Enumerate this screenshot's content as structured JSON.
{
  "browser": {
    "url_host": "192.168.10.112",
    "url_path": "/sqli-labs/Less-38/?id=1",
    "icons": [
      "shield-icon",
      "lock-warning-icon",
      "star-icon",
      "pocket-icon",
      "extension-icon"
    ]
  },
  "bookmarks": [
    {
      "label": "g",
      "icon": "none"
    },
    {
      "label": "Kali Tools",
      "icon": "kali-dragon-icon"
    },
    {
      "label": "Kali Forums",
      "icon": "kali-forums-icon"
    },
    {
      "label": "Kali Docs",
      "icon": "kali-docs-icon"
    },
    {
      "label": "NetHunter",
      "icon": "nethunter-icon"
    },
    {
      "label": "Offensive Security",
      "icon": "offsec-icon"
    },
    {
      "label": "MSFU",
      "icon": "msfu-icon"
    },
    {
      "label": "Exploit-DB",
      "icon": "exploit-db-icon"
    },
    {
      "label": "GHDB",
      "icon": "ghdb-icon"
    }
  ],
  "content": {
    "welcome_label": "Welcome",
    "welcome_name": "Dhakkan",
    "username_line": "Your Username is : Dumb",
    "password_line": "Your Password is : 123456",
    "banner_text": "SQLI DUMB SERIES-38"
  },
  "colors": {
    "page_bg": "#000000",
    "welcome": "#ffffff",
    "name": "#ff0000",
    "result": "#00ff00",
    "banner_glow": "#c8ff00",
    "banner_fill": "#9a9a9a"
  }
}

---

Review the preceding data and report every line that includes the string "content".

● **COMPLETE RESPONSE**
Enumerate this screenshot's content as structured JSON.
  "content": {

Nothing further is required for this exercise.